(Instructions for the task) List, from the lines below, each one with "Dirección" in it.

### Dataset excerpts ###

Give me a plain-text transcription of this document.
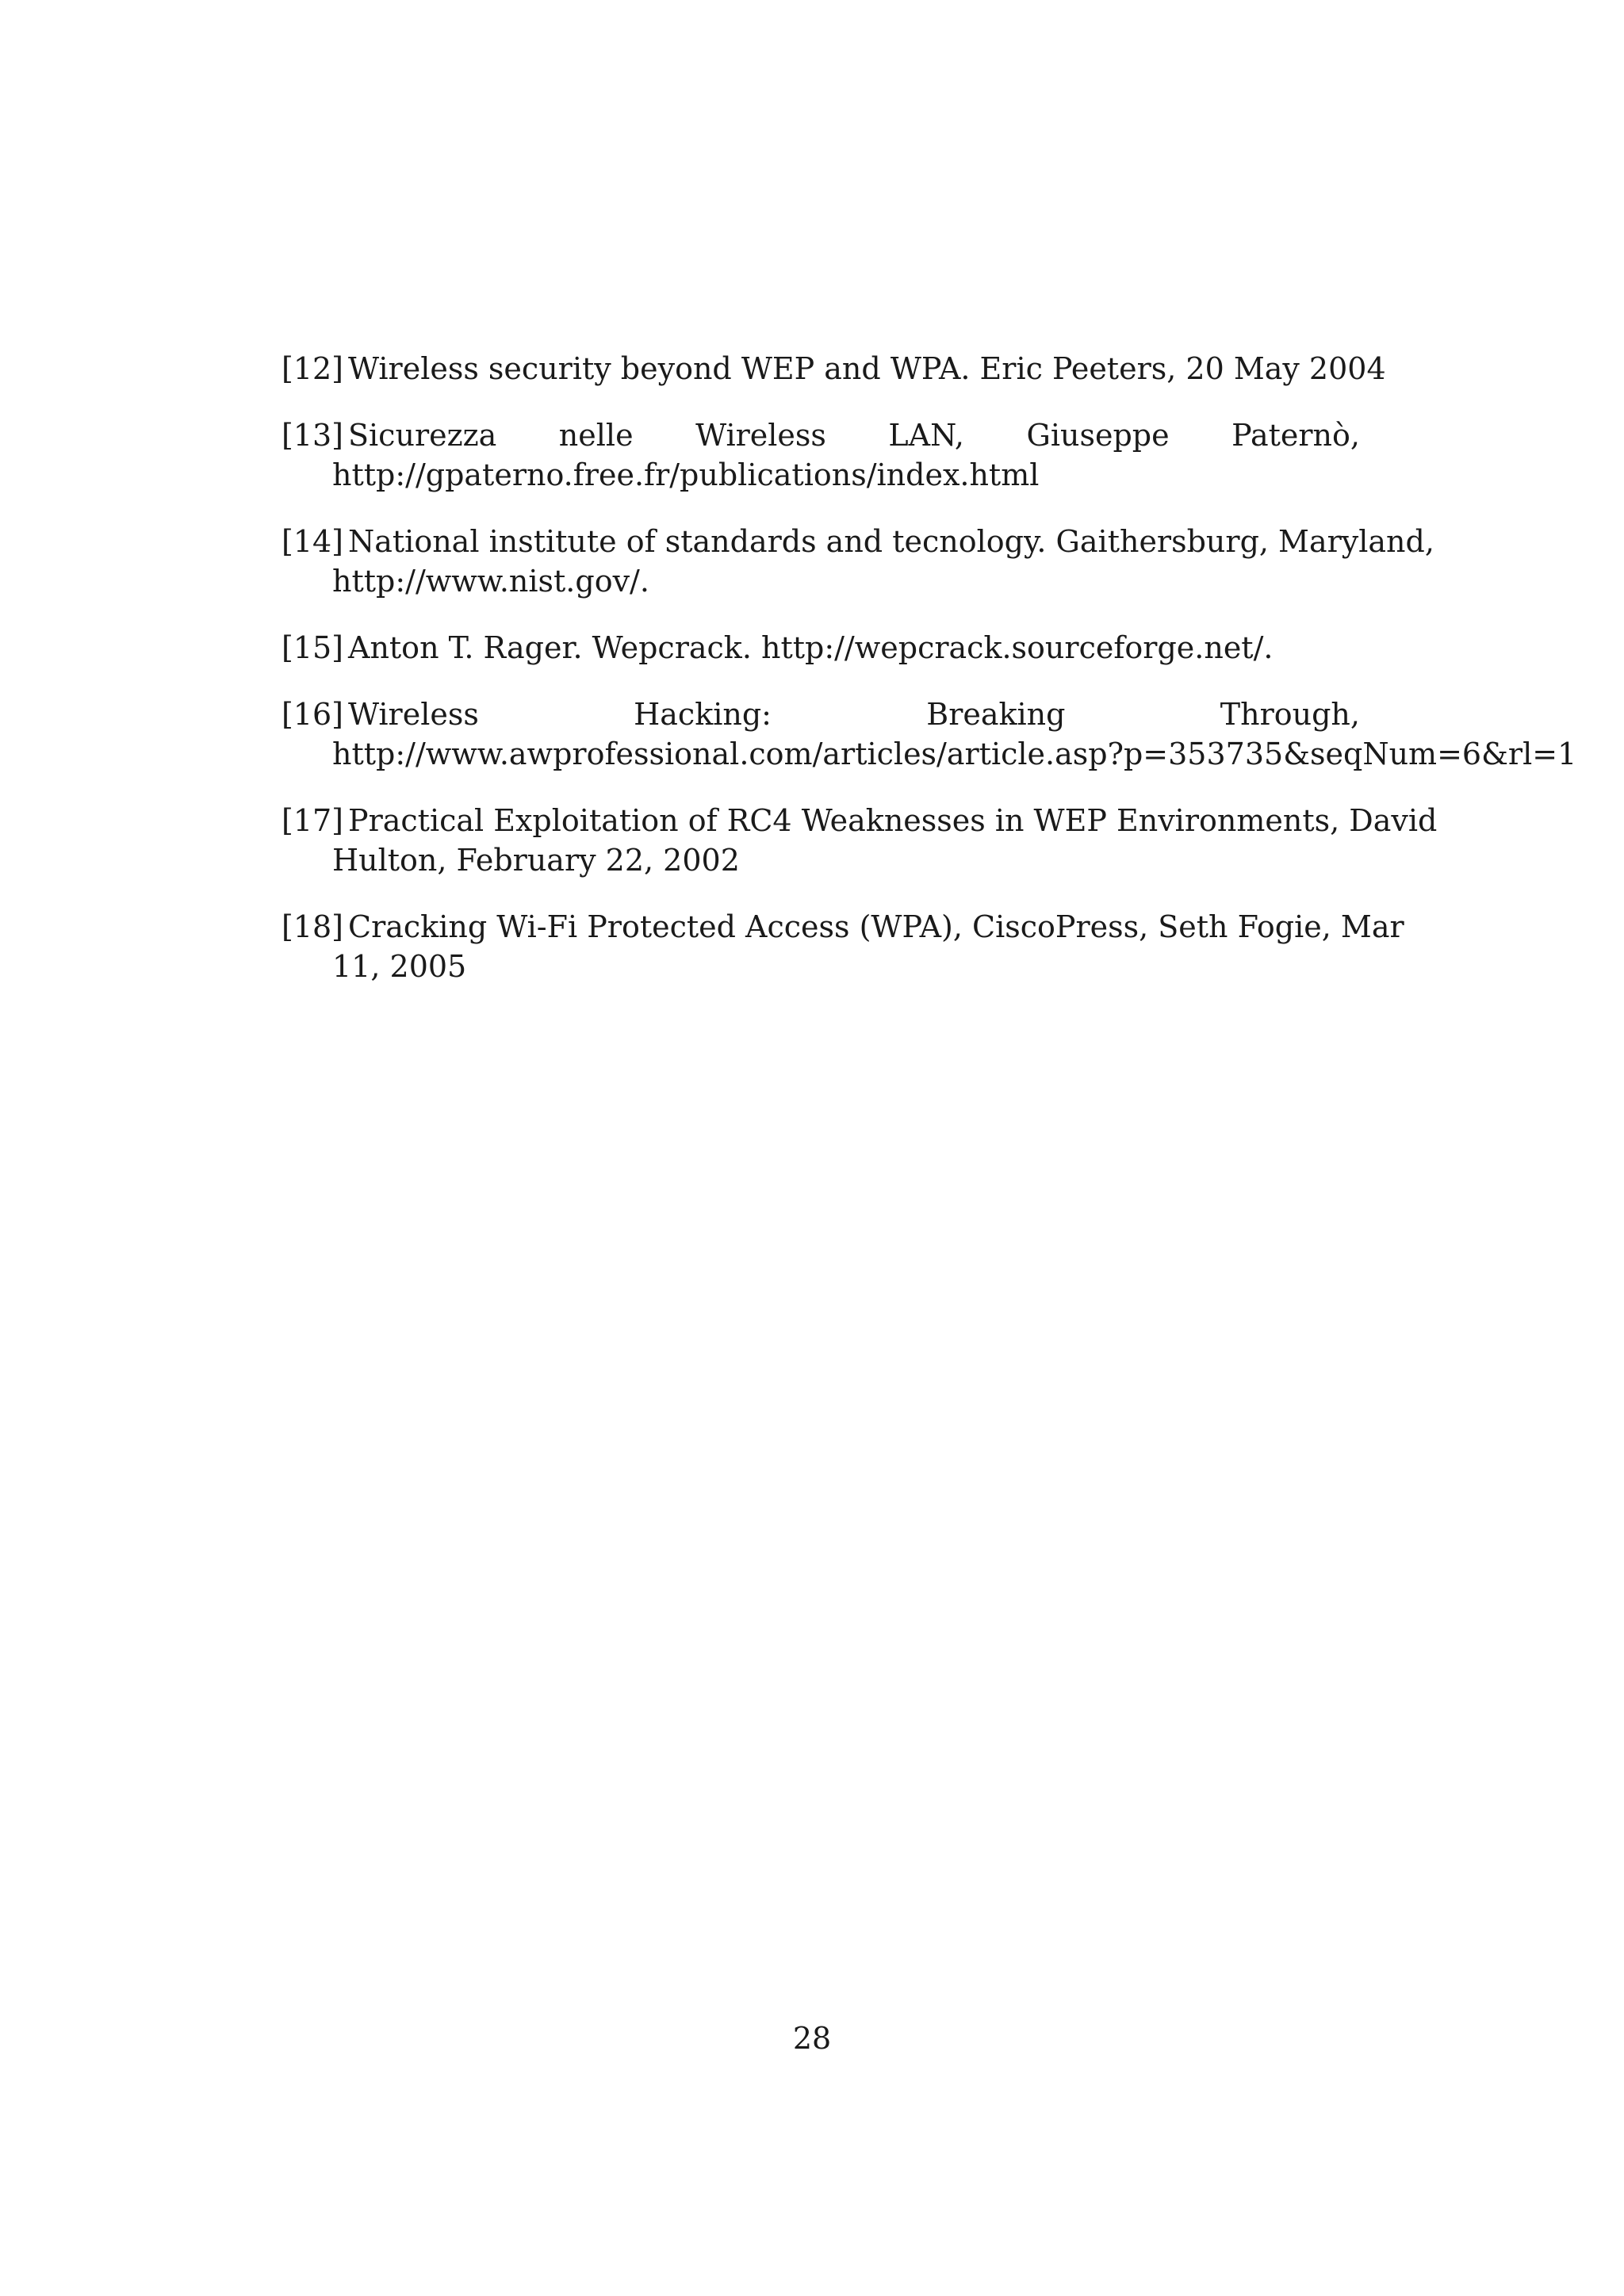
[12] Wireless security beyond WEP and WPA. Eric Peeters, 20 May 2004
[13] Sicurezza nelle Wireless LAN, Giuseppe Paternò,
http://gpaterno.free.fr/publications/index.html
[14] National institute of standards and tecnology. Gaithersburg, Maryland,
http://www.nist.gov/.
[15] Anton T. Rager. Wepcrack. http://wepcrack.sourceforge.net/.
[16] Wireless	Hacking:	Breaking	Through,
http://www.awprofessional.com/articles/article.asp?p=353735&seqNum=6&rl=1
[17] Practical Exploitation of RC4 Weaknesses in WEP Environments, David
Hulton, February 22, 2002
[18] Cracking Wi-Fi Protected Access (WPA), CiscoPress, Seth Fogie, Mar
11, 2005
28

###
### Dataset excerpts ###

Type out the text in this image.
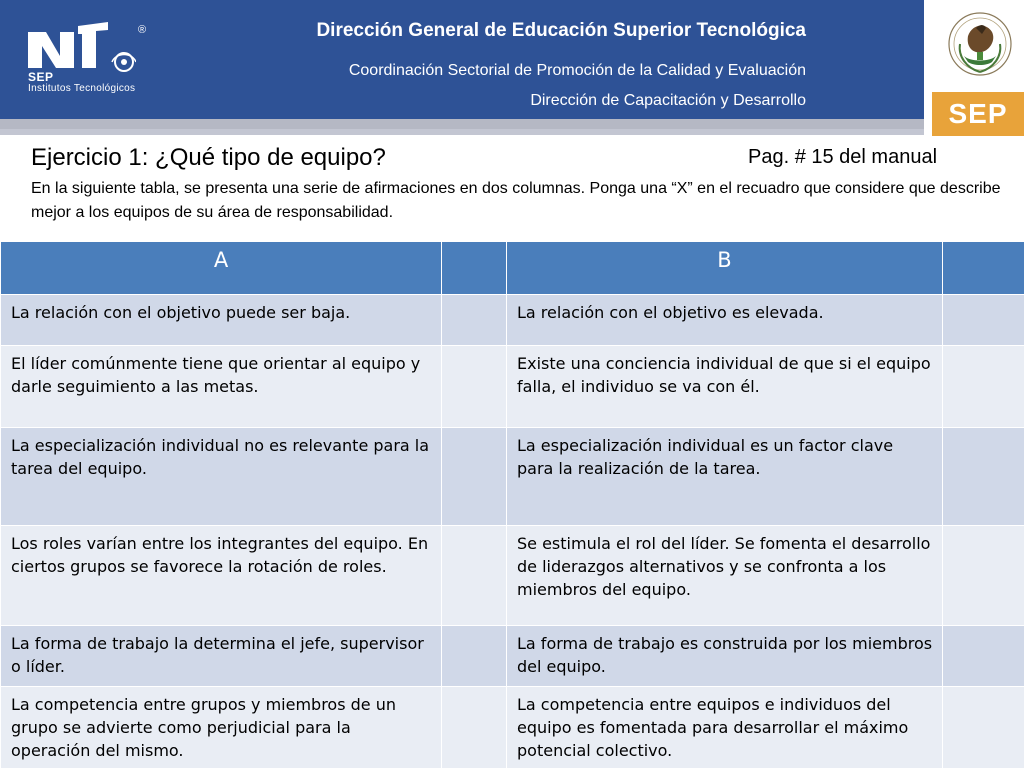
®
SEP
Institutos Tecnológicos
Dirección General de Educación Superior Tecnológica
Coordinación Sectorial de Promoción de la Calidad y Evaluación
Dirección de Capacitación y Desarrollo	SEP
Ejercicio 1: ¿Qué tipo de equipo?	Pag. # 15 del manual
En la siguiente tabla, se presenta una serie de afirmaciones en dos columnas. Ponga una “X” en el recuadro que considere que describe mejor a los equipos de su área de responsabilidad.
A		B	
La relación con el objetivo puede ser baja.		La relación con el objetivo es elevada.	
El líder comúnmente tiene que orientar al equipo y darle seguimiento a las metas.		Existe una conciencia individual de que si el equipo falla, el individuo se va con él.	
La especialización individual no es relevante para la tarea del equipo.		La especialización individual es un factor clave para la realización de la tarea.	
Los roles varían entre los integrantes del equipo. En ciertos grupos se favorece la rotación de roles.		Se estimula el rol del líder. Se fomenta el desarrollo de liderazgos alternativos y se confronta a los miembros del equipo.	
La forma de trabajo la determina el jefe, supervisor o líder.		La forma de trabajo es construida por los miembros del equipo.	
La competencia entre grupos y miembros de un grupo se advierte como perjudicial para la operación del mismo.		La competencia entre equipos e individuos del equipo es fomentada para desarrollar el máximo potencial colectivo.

###
### Dataset excerpts ###

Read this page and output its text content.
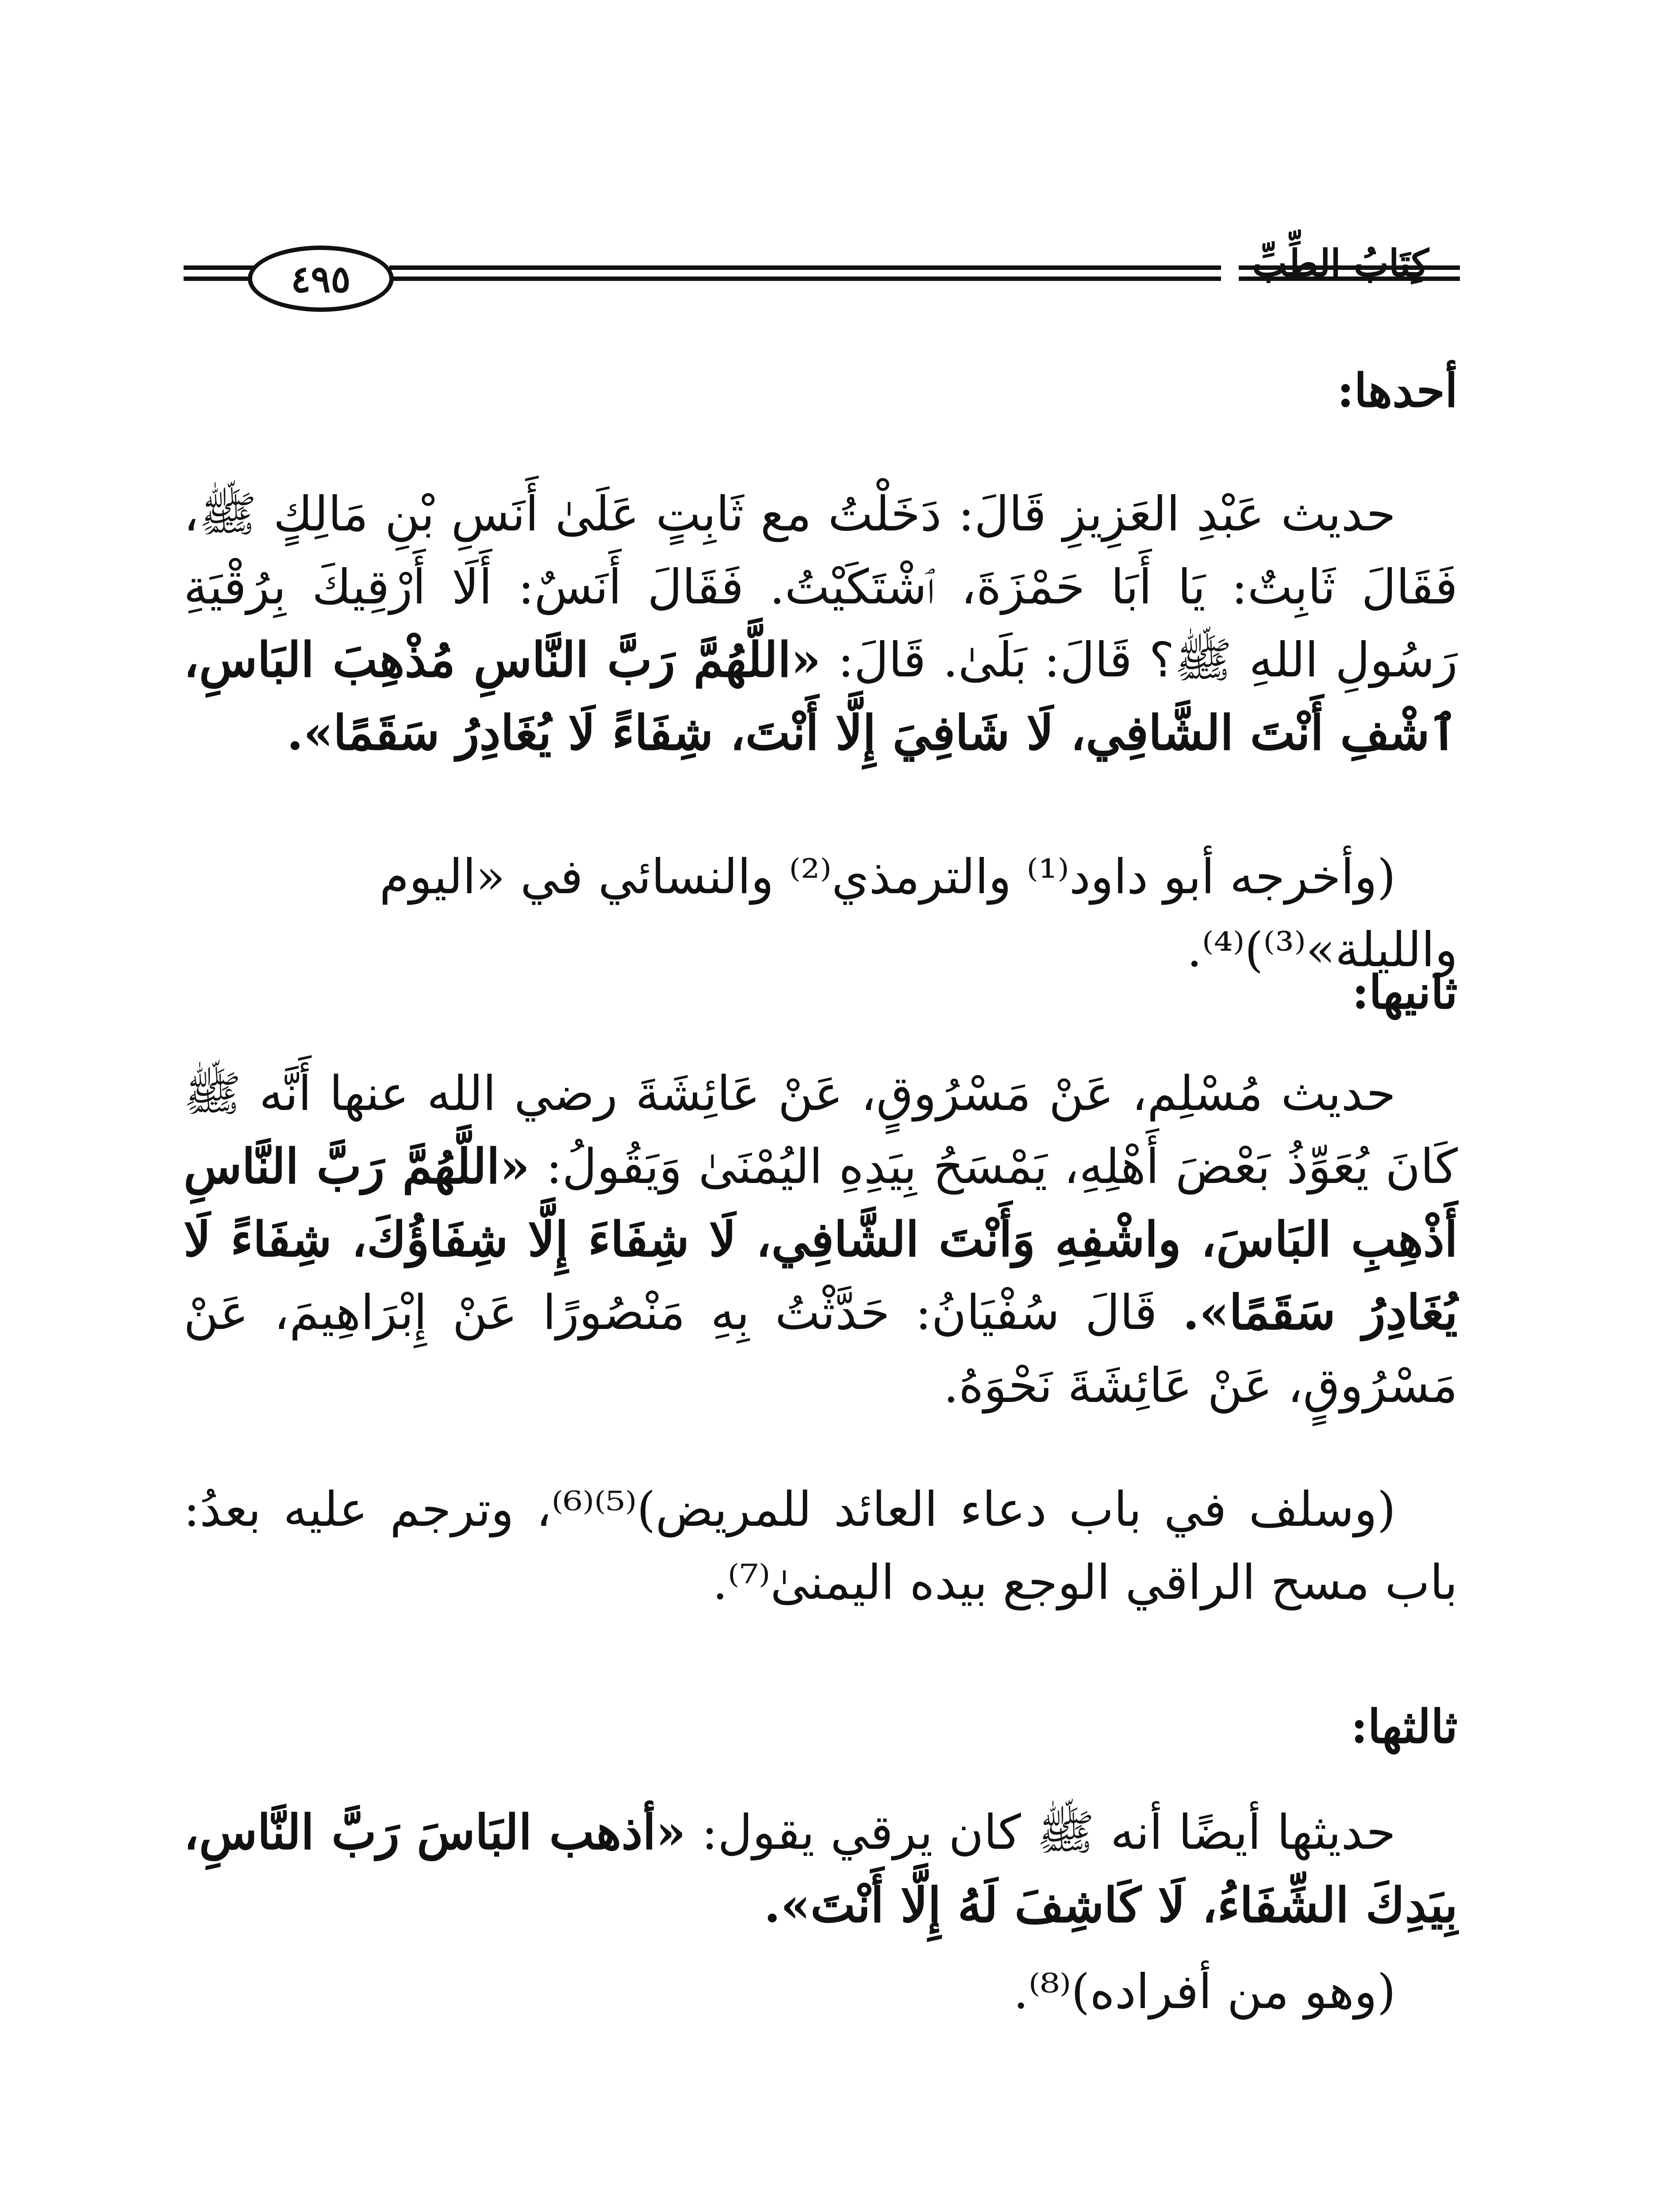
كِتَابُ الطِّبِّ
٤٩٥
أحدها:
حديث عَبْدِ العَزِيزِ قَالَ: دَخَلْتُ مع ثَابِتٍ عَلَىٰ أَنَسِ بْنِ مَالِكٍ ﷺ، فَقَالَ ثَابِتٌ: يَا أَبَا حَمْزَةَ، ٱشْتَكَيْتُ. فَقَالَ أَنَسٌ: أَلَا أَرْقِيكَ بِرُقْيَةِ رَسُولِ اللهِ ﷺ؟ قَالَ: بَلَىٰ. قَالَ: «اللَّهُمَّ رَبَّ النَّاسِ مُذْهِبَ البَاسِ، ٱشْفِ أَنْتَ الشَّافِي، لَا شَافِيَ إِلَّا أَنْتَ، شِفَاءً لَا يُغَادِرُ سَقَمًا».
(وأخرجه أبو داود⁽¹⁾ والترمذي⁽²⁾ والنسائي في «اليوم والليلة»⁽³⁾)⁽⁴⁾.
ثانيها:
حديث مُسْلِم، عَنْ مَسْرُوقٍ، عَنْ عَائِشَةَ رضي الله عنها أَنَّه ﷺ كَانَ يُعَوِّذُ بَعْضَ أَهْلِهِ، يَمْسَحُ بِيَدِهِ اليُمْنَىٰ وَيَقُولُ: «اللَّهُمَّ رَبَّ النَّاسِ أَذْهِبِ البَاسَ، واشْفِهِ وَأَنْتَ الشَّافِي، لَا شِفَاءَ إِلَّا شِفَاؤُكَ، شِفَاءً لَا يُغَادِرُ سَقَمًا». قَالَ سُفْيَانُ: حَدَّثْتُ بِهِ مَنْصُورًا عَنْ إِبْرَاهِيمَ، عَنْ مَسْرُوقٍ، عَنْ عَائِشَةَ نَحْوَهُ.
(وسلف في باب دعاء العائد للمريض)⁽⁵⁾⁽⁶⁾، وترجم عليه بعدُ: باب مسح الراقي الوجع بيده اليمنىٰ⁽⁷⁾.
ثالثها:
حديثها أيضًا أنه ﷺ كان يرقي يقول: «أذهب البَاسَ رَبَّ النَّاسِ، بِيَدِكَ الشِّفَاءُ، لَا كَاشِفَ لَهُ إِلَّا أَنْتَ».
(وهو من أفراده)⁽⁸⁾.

###

(Result of the task)
Dirección General de Educación Superior Tecnológica
Dirección de Capacitación y Desarrollo	SEP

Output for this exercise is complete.